**Stored records**
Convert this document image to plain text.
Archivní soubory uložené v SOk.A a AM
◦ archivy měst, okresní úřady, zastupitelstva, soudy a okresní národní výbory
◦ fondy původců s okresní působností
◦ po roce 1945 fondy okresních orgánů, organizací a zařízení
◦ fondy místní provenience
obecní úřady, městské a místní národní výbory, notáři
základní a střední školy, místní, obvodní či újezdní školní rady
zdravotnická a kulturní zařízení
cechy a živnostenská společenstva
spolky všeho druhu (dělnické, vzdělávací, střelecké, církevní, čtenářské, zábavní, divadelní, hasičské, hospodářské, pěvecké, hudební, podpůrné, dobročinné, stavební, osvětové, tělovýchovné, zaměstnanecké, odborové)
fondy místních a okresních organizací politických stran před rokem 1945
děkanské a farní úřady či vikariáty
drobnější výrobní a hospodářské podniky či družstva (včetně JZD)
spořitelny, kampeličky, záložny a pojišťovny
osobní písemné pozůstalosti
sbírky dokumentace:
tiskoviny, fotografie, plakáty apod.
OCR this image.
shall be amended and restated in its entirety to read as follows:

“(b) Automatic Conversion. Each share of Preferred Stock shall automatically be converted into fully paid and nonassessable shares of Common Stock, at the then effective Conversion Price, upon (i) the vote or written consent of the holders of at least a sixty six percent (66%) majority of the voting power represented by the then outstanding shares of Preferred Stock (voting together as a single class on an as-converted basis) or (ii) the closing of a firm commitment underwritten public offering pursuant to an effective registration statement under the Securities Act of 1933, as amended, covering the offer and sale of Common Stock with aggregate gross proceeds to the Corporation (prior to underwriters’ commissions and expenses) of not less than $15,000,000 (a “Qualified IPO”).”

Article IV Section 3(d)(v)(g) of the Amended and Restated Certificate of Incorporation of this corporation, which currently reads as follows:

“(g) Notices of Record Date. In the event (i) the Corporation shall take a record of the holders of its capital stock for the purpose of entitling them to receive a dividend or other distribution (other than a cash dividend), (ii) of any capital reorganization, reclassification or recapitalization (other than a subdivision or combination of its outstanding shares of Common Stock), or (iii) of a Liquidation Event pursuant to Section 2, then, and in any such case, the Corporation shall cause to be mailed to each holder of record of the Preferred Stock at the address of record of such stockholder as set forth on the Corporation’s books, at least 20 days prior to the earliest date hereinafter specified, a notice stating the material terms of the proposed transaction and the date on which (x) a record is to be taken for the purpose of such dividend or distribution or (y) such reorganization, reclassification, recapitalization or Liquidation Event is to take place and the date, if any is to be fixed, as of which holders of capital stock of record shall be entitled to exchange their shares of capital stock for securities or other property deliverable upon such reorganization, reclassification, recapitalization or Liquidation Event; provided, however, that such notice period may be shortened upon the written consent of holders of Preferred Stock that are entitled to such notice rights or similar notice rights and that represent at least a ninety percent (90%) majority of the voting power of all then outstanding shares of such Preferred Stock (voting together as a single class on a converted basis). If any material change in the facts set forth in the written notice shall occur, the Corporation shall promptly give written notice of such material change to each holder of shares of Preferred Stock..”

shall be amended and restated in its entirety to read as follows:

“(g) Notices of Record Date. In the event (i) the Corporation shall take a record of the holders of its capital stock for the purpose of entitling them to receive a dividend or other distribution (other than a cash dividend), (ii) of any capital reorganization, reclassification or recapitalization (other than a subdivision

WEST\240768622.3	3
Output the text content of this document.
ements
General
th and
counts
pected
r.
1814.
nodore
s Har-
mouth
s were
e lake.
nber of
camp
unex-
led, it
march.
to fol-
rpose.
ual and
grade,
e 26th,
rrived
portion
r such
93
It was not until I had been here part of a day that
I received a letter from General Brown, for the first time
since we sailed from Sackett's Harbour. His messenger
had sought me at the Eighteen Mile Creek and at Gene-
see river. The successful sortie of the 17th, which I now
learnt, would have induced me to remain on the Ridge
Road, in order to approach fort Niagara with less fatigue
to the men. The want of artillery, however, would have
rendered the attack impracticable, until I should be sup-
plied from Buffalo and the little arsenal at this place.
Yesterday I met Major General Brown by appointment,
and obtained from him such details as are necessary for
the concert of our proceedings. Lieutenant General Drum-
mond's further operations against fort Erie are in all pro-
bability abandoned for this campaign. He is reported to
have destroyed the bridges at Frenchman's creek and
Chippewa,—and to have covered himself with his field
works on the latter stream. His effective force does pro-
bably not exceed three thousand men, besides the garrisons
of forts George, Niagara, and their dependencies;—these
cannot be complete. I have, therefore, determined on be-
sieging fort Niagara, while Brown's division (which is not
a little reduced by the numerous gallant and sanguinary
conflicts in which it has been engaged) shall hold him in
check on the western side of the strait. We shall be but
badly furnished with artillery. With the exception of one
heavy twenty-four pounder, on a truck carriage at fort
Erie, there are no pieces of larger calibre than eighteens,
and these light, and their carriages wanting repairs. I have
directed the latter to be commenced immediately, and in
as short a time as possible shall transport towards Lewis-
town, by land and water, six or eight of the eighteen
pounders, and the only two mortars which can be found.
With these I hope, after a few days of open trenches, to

**WHAT IS REQUIRED**
Return the lines above exactly, keeping every word.

**ANSWER**
Convert this document image to plain text.
Archivní soubory uložené v SOk.A a AM
◦ archivy měst, okresní úřady, zastupitelstva, soudy a okresní národní výbory
◦ fondy původců s okresní působností
◦ po roce 1945 fondy okresních orgánů, organizací a zařízení
◦ fondy místní provenience
obecní úřady, městské a místní národní výbory, notáři
základní a střední školy, místní, obvodní či újezdní školní rady
zdravotnická a kulturní zařízení
cechy a živnostenská společenstva
spolky všeho druhu (dělnické, vzdělávací, střelecké, církevní, čtenářské, zábavní, divadelní, hasičské, hospodářské, pěvecké, hudební, podpůrné, dobročinné, stavební, osvětové, tělovýchovné, zaměstnanecké, odborové)
fondy místních a okresních organizací politických stran před rokem 1945
děkanské a farní úřady či vikariáty
drobnější výrobní a hospodářské podniky či družstva (včetně JZD)
spořitelny, kampeličky, záložny a pojišťovny
osobní písemné pozůstalosti
sbírky dokumentace:
tiskoviny, fotografie, plakáty apod.
OCR this image.
shall be amended and restated in its entirety to read as follows:

“(b) Automatic Conversion. Each share of Preferred Stock shall automatically be converted into fully paid and nonassessable shares of Common Stock, at the then effective Conversion Price, upon (i) the vote or written consent of the holders of at least a sixty six percent (66%) majority of the voting power represented by the then outstanding shares of Preferred Stock (voting together as a single class on an as-converted basis) or (ii) the closing of a firm commitment underwritten public offering pursuant to an effective registration statement under the Securities Act of 1933, as amended, covering the offer and sale of Common Stock with aggregate gross proceeds to the Corporation (prior to underwriters’ commissions and expenses) of not less than $15,000,000 (a “Qualified IPO”).”

Article IV Section 3(d)(v)(g) of the Amended and Restated Certificate of Incorporation of this corporation, which currently reads as follows:

“(g) Notices of Record Date. In the event (i) the Corporation shall take a record of the holders of its capital stock for the purpose of entitling them to receive a dividend or other distribution (other than a cash dividend), (ii) of any capital reorganization, reclassification or recapitalization (other than a subdivision or combination of its outstanding shares of Common Stock), or (iii) of a Liquidation Event pursuant to Section 2, then, and in any such case, the Corporation shall cause to be mailed to each holder of record of the Preferred Stock at the address of record of such stockholder as set forth on the Corporation’s books, at least 20 days prior to the earliest date hereinafter specified, a notice stating the material terms of the proposed transaction and the date on which (x) a record is to be taken for the purpose of such dividend or distribution or (y) such reorganization, reclassification, recapitalization or Liquidation Event is to take place and the date, if any is to be fixed, as of which holders of capital stock of record shall be entitled to exchange their shares of capital stock for securities or other property deliverable upon such reorganization, reclassification, recapitalization or Liquidation Event; provided, however, that such notice period may be shortened upon the written consent of holders of Preferred Stock that are entitled to such notice rights or similar notice rights and that represent at least a ninety percent (90%) majority of the voting power of all then outstanding shares of such Preferred Stock (voting together as a single class on a converted basis). If any material change in the facts set forth in the written notice shall occur, the Corporation shall promptly give written notice of such material change to each holder of shares of Preferred Stock..”

shall be amended and restated in its entirety to read as follows:

“(g) Notices of Record Date. In the event (i) the Corporation shall take a record of the holders of its capital stock for the purpose of entitling them to receive a dividend or other distribution (other than a cash dividend), (ii) of any capital reorganization, reclassification or recapitalization (other than a subdivision

WEST\240768622.3	3
Output the text content of this document.
ements
General
th and
counts
pected
r.
1814.
nodore
s Har-
mouth
s were
e lake.
nber of
camp
unex-
led, it
march.
to fol-
rpose.
ual and
grade,
e 26th,
rrived
portion
r such
93
It was not until I had been here part of a day that
I received a letter from General Brown, for the first time
since we sailed from Sackett's Harbour. His messenger
had sought me at the Eighteen Mile Creek and at Gene-
see river. The successful sortie of the 17th, which I now
learnt, would have induced me to remain on the Ridge
Road, in order to approach fort Niagara with less fatigue
to the men. The want of artillery, however, would have
rendered the attack impracticable, until I should be sup-
plied from Buffalo and the little arsenal at this place.
Yesterday I met Major General Brown by appointment,
and obtained from him such details as are necessary for
the concert of our proceedings. Lieutenant General Drum-
mond's further operations against fort Erie are in all pro-
bability abandoned for this campaign. He is reported to
have destroyed the bridges at Frenchman's creek and
Chippewa,—and to have covered himself with his field
works on the latter stream. His effective force does pro-
bably not exceed three thousand men, besides the garrisons
of forts George, Niagara, and their dependencies;—these
cannot be complete. I have, therefore, determined on be-
sieging fort Niagara, while Brown's division (which is not
a little reduced by the numerous gallant and sanguinary
conflicts in which it has been engaged) shall hold him in
check on the western side of the strait. We shall be but
badly furnished with artillery. With the exception of one
heavy twenty-four pounder, on a truck carriage at fort
Erie, there are no pieces of larger calibre than eighteens,
and these light, and their carriages wanting repairs. I have
directed the latter to be commenced immediately, and in
as short a time as possible shall transport towards Lewis-
town, by land and water, six or eight of the eighteen
pounders, and the only two mortars which can be found.
With these I hope, after a few days of open trenches, to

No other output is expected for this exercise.